» **STATED PROBLEM**
Give the number of lines below that contain the word "this", and nothing else.

» **RECORDS SHOWN**
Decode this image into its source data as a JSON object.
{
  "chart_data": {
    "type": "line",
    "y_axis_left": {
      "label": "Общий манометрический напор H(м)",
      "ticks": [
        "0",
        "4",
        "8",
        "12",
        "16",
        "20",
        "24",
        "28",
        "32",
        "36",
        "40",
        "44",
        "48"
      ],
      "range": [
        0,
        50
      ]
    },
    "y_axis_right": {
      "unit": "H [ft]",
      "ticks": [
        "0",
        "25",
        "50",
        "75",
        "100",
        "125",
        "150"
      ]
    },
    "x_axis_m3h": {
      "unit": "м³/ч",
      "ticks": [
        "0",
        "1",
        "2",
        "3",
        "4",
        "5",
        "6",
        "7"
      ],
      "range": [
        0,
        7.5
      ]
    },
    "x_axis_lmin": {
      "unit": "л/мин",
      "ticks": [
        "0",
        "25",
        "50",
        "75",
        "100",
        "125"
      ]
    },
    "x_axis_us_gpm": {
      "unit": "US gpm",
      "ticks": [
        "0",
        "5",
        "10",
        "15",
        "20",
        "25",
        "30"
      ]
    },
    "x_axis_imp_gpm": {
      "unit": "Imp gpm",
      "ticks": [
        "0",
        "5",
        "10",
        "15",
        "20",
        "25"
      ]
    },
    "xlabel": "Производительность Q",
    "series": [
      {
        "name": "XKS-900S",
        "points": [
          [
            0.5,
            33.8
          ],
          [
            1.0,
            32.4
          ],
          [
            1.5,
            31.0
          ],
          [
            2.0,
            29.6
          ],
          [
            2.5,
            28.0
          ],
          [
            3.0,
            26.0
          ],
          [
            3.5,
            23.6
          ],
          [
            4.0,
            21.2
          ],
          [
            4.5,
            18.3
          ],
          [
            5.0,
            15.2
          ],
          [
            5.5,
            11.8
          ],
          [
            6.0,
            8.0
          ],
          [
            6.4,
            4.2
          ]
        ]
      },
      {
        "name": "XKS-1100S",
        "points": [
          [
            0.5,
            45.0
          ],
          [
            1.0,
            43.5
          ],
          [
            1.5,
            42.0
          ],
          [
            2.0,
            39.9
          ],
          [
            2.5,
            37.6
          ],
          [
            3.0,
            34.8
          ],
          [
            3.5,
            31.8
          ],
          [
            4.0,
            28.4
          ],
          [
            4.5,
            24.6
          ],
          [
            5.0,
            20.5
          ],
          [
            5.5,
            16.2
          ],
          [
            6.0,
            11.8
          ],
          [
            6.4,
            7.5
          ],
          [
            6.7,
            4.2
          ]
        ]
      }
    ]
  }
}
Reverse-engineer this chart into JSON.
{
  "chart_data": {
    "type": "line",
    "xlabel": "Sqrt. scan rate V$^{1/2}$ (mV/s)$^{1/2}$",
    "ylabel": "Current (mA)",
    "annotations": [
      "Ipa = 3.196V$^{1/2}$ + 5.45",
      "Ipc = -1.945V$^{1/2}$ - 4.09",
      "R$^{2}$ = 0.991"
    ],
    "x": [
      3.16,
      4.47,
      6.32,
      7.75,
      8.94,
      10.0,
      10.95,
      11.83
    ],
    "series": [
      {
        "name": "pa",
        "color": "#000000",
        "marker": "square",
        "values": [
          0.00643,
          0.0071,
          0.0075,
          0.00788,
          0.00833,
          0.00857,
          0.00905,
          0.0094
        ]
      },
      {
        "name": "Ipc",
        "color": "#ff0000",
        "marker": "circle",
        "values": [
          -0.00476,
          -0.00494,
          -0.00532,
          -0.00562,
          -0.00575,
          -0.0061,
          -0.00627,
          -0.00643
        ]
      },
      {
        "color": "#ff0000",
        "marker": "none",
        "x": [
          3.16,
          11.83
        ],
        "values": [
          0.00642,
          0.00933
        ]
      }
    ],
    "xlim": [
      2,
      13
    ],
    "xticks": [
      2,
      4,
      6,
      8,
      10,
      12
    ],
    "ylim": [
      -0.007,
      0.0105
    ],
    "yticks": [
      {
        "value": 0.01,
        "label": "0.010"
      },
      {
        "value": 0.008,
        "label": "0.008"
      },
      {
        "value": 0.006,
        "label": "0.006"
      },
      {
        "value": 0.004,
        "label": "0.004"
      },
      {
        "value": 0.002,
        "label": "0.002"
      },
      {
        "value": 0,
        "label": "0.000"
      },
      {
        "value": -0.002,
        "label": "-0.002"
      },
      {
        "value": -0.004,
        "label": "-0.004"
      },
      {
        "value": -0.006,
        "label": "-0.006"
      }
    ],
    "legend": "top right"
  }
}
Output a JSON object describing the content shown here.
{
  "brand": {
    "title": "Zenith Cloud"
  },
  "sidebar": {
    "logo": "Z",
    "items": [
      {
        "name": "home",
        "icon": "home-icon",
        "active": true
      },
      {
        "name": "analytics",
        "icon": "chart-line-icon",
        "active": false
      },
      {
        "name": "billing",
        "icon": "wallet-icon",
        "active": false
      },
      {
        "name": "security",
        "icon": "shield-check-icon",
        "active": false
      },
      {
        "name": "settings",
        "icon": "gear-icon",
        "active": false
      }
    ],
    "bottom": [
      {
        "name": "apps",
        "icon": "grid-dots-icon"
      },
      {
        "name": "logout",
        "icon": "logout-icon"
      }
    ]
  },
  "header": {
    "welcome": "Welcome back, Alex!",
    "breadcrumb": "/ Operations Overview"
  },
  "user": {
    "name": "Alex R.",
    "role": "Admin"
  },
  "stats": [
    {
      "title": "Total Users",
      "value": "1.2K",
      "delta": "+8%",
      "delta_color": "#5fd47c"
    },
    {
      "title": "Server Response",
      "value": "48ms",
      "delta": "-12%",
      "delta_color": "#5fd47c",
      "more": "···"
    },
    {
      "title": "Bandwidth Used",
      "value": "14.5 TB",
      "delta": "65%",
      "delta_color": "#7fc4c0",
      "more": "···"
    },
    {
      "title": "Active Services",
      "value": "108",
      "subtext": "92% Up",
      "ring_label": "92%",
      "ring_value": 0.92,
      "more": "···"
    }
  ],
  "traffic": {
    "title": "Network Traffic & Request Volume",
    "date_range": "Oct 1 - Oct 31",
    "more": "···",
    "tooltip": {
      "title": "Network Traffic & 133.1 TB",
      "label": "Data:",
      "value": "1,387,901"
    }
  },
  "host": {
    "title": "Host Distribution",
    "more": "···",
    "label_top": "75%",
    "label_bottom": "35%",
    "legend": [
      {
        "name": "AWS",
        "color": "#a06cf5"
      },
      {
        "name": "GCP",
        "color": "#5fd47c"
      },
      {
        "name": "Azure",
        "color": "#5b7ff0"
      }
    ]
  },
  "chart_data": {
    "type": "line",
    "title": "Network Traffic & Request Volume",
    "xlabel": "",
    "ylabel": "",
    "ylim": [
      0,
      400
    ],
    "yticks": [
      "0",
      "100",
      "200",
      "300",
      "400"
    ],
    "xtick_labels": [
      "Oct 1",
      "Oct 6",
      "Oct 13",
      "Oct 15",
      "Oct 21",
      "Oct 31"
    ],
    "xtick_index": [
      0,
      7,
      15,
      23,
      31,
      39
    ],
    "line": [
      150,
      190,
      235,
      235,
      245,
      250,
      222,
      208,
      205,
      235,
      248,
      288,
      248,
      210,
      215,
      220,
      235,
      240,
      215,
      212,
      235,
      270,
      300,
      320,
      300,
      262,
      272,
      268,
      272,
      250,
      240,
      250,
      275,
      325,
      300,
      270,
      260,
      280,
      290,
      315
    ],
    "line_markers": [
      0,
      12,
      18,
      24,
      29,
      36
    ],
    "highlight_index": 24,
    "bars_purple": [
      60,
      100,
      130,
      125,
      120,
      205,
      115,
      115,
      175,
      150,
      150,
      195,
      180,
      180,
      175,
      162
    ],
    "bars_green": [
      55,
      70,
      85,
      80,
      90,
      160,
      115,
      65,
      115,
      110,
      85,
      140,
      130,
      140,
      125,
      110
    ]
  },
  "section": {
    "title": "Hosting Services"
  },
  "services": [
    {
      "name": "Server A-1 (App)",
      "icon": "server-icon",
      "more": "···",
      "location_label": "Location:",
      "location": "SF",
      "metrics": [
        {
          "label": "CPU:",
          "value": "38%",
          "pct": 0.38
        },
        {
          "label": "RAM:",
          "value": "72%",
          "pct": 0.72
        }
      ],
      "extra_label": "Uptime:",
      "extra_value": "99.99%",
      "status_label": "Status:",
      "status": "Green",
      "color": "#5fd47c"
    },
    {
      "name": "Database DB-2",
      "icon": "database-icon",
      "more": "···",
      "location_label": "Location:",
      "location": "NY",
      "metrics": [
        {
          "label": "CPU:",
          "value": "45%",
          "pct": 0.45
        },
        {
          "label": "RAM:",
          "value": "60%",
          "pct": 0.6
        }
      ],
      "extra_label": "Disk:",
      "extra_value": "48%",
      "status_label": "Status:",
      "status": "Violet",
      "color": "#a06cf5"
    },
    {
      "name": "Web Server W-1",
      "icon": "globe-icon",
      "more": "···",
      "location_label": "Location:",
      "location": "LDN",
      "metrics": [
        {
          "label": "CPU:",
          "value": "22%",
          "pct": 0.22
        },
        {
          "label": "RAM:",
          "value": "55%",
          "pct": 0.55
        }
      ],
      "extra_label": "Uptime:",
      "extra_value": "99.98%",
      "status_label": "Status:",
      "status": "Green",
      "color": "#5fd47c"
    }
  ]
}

» **FULL RESPONSE**
2